§ Your goal: Your output must consist solely of the lines from the one containing "Give me a plain-text" through the end of the records, reproduced exactly.

>> BEGIN

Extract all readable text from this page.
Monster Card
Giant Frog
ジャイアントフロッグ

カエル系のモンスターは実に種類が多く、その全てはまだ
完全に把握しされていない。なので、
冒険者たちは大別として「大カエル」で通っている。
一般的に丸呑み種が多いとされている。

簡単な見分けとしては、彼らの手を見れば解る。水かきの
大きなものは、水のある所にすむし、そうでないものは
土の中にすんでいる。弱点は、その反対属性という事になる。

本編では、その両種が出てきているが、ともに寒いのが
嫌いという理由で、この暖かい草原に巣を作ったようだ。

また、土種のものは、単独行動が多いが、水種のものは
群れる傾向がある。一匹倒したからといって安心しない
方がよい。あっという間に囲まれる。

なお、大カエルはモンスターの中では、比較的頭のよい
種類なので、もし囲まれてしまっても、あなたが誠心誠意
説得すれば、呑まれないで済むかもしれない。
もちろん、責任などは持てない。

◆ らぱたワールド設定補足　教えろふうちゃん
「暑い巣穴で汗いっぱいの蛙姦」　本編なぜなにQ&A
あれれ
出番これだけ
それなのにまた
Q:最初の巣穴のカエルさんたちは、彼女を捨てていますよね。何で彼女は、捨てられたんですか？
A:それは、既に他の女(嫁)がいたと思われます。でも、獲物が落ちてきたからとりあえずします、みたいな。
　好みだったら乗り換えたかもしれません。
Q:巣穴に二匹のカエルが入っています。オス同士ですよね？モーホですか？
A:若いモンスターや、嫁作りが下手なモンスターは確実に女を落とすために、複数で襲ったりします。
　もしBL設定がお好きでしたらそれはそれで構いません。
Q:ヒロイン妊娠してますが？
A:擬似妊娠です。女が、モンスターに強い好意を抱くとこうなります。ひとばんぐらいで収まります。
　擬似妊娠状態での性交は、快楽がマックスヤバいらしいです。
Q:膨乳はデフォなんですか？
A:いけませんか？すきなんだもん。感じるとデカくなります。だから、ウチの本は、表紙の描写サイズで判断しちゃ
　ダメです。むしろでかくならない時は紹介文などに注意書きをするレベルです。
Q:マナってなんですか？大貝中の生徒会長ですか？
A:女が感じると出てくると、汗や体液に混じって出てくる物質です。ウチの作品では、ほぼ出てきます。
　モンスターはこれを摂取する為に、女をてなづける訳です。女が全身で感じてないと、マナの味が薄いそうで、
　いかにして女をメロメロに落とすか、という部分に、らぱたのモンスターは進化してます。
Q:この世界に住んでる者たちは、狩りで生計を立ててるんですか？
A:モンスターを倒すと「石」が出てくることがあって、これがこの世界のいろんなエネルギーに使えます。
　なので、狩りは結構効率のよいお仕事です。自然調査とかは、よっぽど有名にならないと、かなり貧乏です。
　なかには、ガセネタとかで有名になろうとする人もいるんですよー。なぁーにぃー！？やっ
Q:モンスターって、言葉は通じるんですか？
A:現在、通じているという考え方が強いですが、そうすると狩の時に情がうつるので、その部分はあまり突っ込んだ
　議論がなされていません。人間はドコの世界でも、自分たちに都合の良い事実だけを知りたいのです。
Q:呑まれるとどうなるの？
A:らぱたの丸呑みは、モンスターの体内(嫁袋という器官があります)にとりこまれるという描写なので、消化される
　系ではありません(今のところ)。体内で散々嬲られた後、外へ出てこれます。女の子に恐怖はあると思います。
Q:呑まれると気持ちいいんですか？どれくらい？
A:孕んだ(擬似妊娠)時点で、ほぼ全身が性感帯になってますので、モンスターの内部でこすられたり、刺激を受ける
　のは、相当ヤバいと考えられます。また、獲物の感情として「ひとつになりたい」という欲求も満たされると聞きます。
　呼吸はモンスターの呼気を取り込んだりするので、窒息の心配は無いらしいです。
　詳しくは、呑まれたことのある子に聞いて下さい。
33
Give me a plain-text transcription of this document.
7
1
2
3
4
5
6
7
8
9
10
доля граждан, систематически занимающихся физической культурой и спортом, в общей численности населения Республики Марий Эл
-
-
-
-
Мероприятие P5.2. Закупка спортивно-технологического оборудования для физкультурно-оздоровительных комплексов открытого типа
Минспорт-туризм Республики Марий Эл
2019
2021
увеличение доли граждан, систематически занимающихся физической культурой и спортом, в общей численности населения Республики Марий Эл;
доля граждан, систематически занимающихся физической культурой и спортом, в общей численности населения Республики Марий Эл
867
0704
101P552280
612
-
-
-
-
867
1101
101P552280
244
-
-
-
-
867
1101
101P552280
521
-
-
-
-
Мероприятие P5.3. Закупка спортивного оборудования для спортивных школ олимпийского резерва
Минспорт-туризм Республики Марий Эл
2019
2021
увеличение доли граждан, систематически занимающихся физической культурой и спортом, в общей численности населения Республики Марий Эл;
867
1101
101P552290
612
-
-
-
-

>> END

§ Completed task:
Give me a plain-text transcription of this document.
7
1
2
3
4
5
6
7
8
9
10
доля граждан, систематически занимающихся физической культурой и спортом, в общей численности населения Республики Марий Эл
-
-
-
-
Мероприятие P5.2. Закупка спортивно-технологического оборудования для физкультурно-оздоровительных комплексов открытого типа
Минспорт-туризм Республики Марий Эл
2019
2021
увеличение доли граждан, систематически занимающихся физической культурой и спортом, в общей численности населения Республики Марий Эл;
доля граждан, систематически занимающихся физической культурой и спортом, в общей численности населения Республики Марий Эл
867
0704
101P552280
612
-
-
-
-
867
1101
101P552280
244
-
-
-
-
867
1101
101P552280
521
-
-
-
-
Мероприятие P5.3. Закупка спортивного оборудования для спортивных школ олимпийского резерва
Минспорт-туризм Республики Марий Эл
2019
2021
увеличение доли граждан, систематически занимающихся физической культурой и спортом, в общей численности населения Республики Марий Эл;
867
1101
101P552290
612
-
-
-
-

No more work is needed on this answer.